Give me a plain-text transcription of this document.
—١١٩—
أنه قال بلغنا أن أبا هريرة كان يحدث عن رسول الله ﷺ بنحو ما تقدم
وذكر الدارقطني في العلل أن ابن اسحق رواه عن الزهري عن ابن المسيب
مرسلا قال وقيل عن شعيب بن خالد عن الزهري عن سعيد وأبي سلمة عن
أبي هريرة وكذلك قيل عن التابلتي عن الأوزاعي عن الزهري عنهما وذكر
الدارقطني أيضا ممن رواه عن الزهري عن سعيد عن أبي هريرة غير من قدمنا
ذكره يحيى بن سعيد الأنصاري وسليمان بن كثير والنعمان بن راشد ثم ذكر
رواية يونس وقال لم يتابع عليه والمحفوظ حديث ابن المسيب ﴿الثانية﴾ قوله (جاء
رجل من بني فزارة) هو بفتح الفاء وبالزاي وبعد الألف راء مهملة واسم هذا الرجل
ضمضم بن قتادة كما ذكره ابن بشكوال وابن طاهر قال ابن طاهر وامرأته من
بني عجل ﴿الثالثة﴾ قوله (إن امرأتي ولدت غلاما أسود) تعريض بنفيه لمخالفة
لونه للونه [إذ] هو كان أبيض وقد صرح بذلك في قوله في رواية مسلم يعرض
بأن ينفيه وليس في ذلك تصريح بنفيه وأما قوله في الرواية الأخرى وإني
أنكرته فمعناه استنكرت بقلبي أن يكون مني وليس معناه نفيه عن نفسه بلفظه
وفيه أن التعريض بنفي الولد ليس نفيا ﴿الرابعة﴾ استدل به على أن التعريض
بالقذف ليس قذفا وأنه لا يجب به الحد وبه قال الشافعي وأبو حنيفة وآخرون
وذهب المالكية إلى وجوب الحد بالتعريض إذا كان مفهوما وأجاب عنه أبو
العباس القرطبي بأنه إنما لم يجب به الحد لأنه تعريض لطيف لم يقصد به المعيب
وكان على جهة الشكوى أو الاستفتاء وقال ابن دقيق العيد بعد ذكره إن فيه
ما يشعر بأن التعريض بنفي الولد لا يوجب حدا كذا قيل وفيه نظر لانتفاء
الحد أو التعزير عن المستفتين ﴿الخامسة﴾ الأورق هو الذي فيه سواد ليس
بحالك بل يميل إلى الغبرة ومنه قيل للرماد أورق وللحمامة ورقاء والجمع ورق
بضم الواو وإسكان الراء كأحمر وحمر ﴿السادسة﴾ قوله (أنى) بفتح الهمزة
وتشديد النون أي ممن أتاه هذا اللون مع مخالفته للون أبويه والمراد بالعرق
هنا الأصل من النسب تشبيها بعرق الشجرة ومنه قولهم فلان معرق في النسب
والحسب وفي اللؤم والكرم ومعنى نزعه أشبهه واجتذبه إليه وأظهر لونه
▬▬▬
Work to complete ▸ All of the material above needs to be retyped word for word.

Result for this exercise ▸
Give me a plain-text transcription of this document.
—١١٩—
أنه قال بلغنا أن أبا هريرة كان يحدث عن رسول الله ﷺ بنحو ما تقدم
وذكر الدارقطني في العلل أن ابن اسحق رواه عن الزهري عن ابن المسيب
مرسلا قال وقيل عن شعيب بن خالد عن الزهري عن سعيد وأبي سلمة عن
أبي هريرة وكذلك قيل عن التابلتي عن الأوزاعي عن الزهري عنهما وذكر
الدارقطني أيضا ممن رواه عن الزهري عن سعيد عن أبي هريرة غير من قدمنا
ذكره يحيى بن سعيد الأنصاري وسليمان بن كثير والنعمان بن راشد ثم ذكر
رواية يونس وقال لم يتابع عليه والمحفوظ حديث ابن المسيب ﴿الثانية﴾ قوله (جاء
رجل من بني فزارة) هو بفتح الفاء وبالزاي وبعد الألف راء مهملة واسم هذا الرجل
ضمضم بن قتادة كما ذكره ابن بشكوال وابن طاهر قال ابن طاهر وامرأته من
بني عجل ﴿الثالثة﴾ قوله (إن امرأتي ولدت غلاما أسود) تعريض بنفيه لمخالفة
لونه للونه [إذ] هو كان أبيض وقد صرح بذلك في قوله في رواية مسلم يعرض
بأن ينفيه وليس في ذلك تصريح بنفيه وأما قوله في الرواية الأخرى وإني
أنكرته فمعناه استنكرت بقلبي أن يكون مني وليس معناه نفيه عن نفسه بلفظه
وفيه أن التعريض بنفي الولد ليس نفيا ﴿الرابعة﴾ استدل به على أن التعريض
بالقذف ليس قذفا وأنه لا يجب به الحد وبه قال الشافعي وأبو حنيفة وآخرون
وذهب المالكية إلى وجوب الحد بالتعريض إذا كان مفهوما وأجاب عنه أبو
العباس القرطبي بأنه إنما لم يجب به الحد لأنه تعريض لطيف لم يقصد به المعيب
وكان على جهة الشكوى أو الاستفتاء وقال ابن دقيق العيد بعد ذكره إن فيه
ما يشعر بأن التعريض بنفي الولد لا يوجب حدا كذا قيل وفيه نظر لانتفاء
الحد أو التعزير عن المستفتين ﴿الخامسة﴾ الأورق هو الذي فيه سواد ليس
بحالك بل يميل إلى الغبرة ومنه قيل للرماد أورق وللحمامة ورقاء والجمع ورق
بضم الواو وإسكان الراء كأحمر وحمر ﴿السادسة﴾ قوله (أنى) بفتح الهمزة
وتشديد النون أي ممن أتاه هذا اللون مع مخالفته للون أبويه والمراد بالعرق
هنا الأصل من النسب تشبيها بعرق الشجرة ومنه قولهم فلان معرق في النسب
والحسب وفي اللؤم والكرم ومعنى نزعه أشبهه واجتذبه إليه وأظهر لونه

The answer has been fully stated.